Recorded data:
- - -

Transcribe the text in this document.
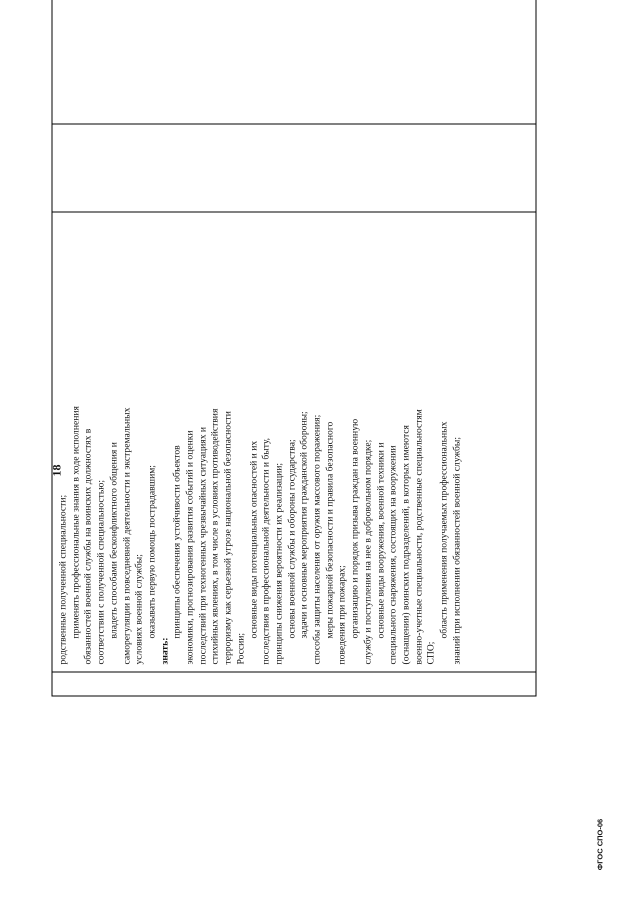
18
родственные полученной специальности; применять профессиональные знания в ходе исполнения обязанностей военной службы на воинских должностях в соответствии с полученной специальностью; владеть способами бесконфликтного общения и саморегуляции в повседневной деятельности и экстремальных условиях военной службы; оказывать первую помощь пострадавшим;
знать:
принципы обеспечения устойчивости объектов экономики, прогнозирования развития событий и оценки последствий при техногенных чрезвычайных ситуациях и стихийных явлениях, в том числе в условиях противодействия терроризму как серьезной угрозе национальной безопасности России;
основные виды потенциальных опасностей и их последствия в профессиональной деятельности и быту, принципы снижения вероятности их реализации; основы военной службы и обороны государства; задачи и основные мероприятия гражданской обороны; способы защиты населения от оружия массового поражения; меры пожарной безопасности и правила безопасного поведения при пожарах; организацию и порядок призыва граждан на военную службу и поступления на нее в добровольном порядке; основные виды вооружения, военной техники и специального снаряжения, состоящих на вооружении (оснащении) воинских подразделений, в которых имеются военно-учетные специальности, родственные специальностям СПО;
область применения получаемых профессиональных знаний при исполнении обязанностей военной службы;
ФГОС СПО-06
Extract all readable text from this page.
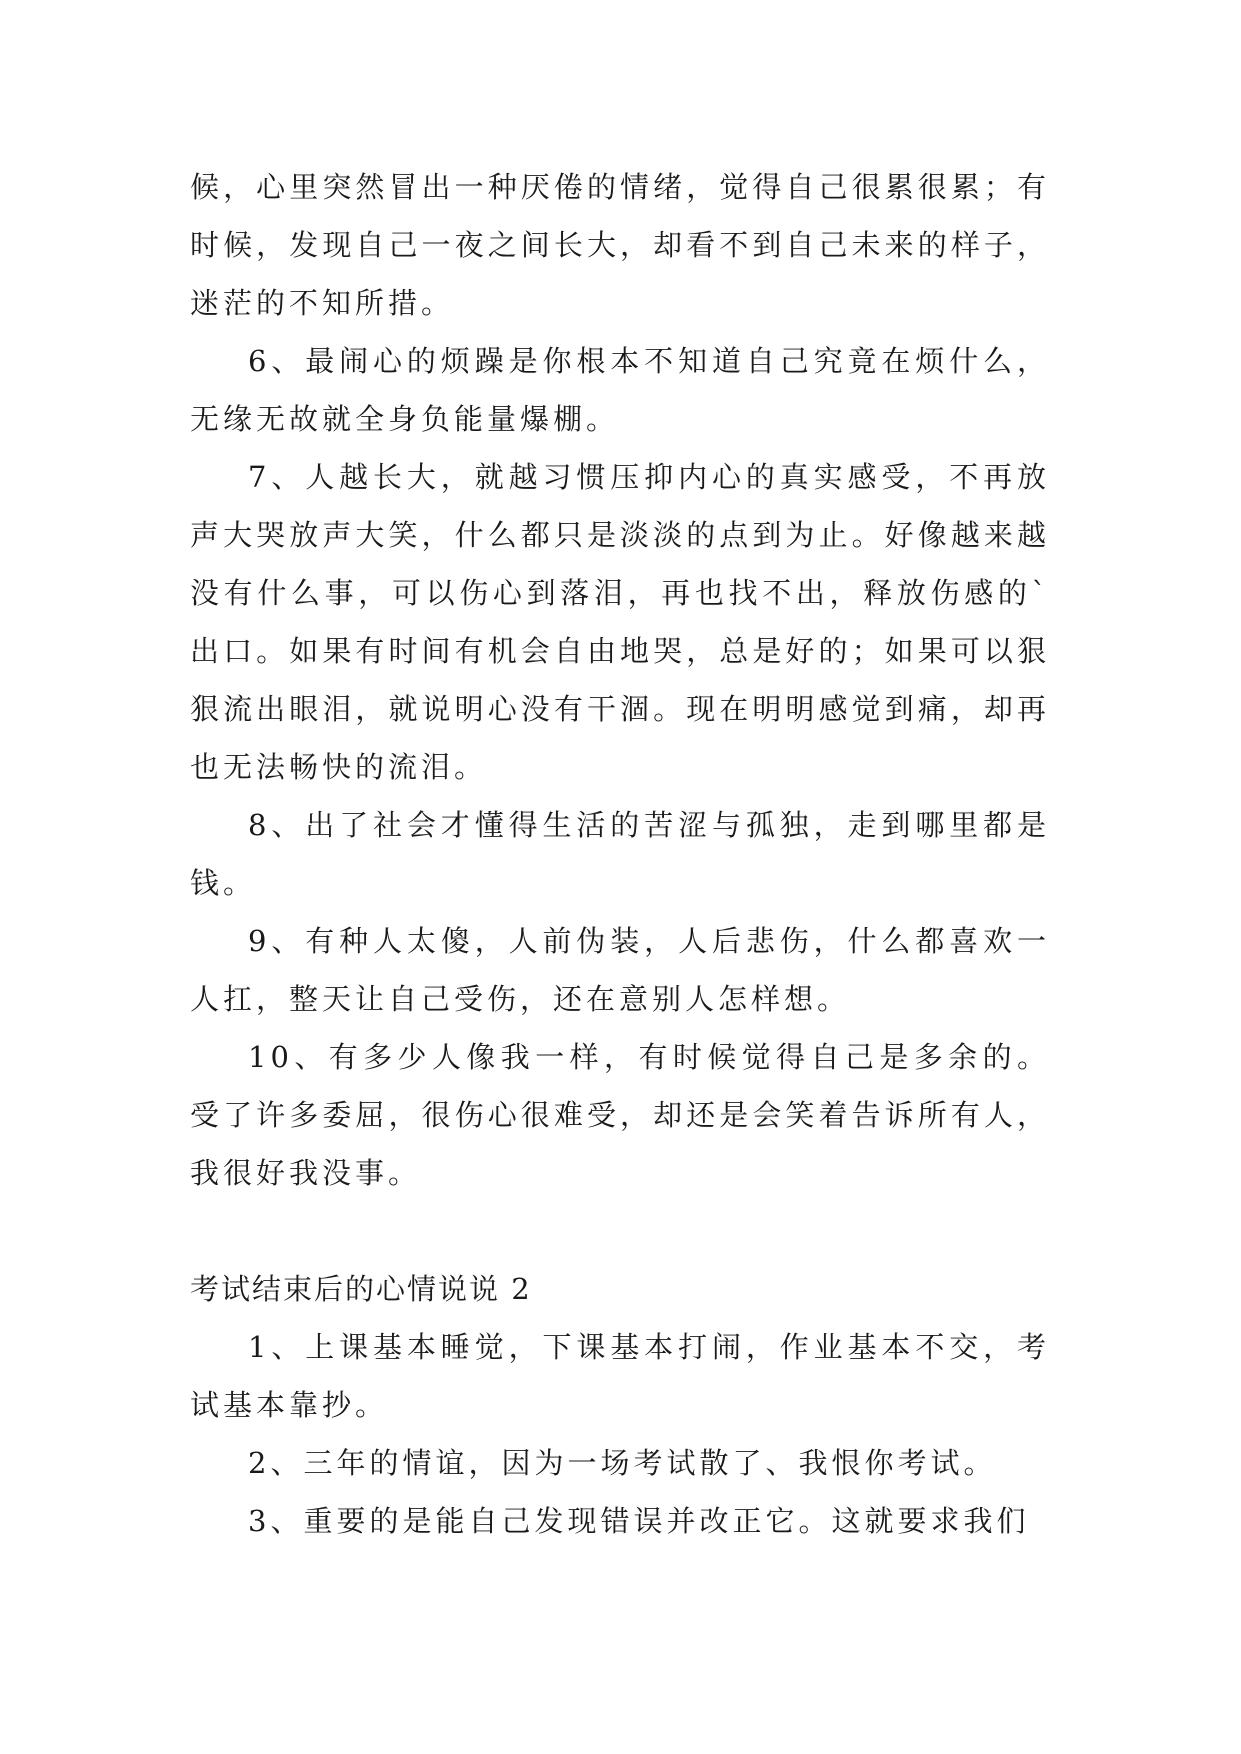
候，心里突然冒出一种厌倦的情绪，觉得自己很累很累；有时候，发现自己一夜之间长大，却看不到自己未来的样子，迷茫的不知所措。

6、最闹心的烦躁是你根本不知道自己究竟在烦什么，无缘无故就全身负能量爆棚。

7、人越长大，就越习惯压抑内心的真实感受，不再放声大哭放声大笑，什么都只是淡淡的点到为止。好像越来越没有什么事，可以伤心到落泪，再也找不出，释放伤感的`出口。如果有时间有机会自由地哭，总是好的；如果可以狠狠流出眼泪，就说明心没有干涸。现在明明感觉到痛，却再也无法畅快的流泪。

8、出了社会才懂得生活的苦涩与孤独，走到哪里都是钱。

9、有种人太傻，人前伪装，人后悲伤，什么都喜欢一人扛，整天让自己受伤，还在意别人怎样想。

10、有多少人像我一样，有时候觉得自己是多余的。受了许多委屈，很伤心很难受，却还是会笑着告诉所有人，我很好我没事。

考试结束后的心情说说 2

1、上课基本睡觉，下课基本打闹，作业基本不交，考试基本靠抄。

2、三年的情谊，因为一场考试散了、我恨你考试。

3、重要的是能自己发现错误并改正它。这就要求我们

- - -

> [OBJECTIVE]:
Give the data again exactly as written, with all pictures left out.

> [OUTPUT OF THE EXERCISE]:
Transcribe the text in this document.
18
родственные полученной специальности; применять профессиональные знания в ходе исполнения обязанностей военной службы на воинских должностях в соответствии с полученной специальностью; владеть способами бесконфликтного общения и саморегуляции в повседневной деятельности и экстремальных условиях военной службы; оказывать первую помощь пострадавшим;
знать:
принципы обеспечения устойчивости объектов экономики, прогнозирования развития событий и оценки последствий при техногенных чрезвычайных ситуациях и стихийных явлениях, в том числе в условиях противодействия терроризму как серьезной угрозе национальной безопасности России;
основные виды потенциальных опасностей и их последствия в профессиональной деятельности и быту, принципы снижения вероятности их реализации; основы военной службы и обороны государства; задачи и основные мероприятия гражданской обороны; способы защиты населения от оружия массового поражения; меры пожарной безопасности и правила безопасного поведения при пожарах; организацию и порядок призыва граждан на военную службу и поступления на нее в добровольном порядке; основные виды вооружения, военной техники и специального снаряжения, состоящих на вооружении (оснащении) воинских подразделений, в которых имеются военно-учетные специальности, родственные специальностям СПО;
область применения получаемых профессиональных знаний при исполнении обязанностей военной службы;
ФГОС СПО-06
Extract all readable text from this page.
候，心里突然冒出一种厌倦的情绪，觉得自己很累很累；有时候，发现自己一夜之间长大，却看不到自己未来的样子，迷茫的不知所措。

6、最闹心的烦躁是你根本不知道自己究竟在烦什么，无缘无故就全身负能量爆棚。

7、人越长大，就越习惯压抑内心的真实感受，不再放声大哭放声大笑，什么都只是淡淡的点到为止。好像越来越没有什么事，可以伤心到落泪，再也找不出，释放伤感的`出口。如果有时间有机会自由地哭，总是好的；如果可以狠狠流出眼泪，就说明心没有干涸。现在明明感觉到痛，却再也无法畅快的流泪。

8、出了社会才懂得生活的苦涩与孤独，走到哪里都是钱。

9、有种人太傻，人前伪装，人后悲伤，什么都喜欢一人扛，整天让自己受伤，还在意别人怎样想。

10、有多少人像我一样，有时候觉得自己是多余的。受了许多委屈，很伤心很难受，却还是会笑着告诉所有人，我很好我没事。

考试结束后的心情说说 2

1、上课基本睡觉，下课基本打闹，作业基本不交，考试基本靠抄。

2、三年的情谊，因为一场考试散了、我恨你考试。

3、重要的是能自己发现错误并改正它。这就要求我们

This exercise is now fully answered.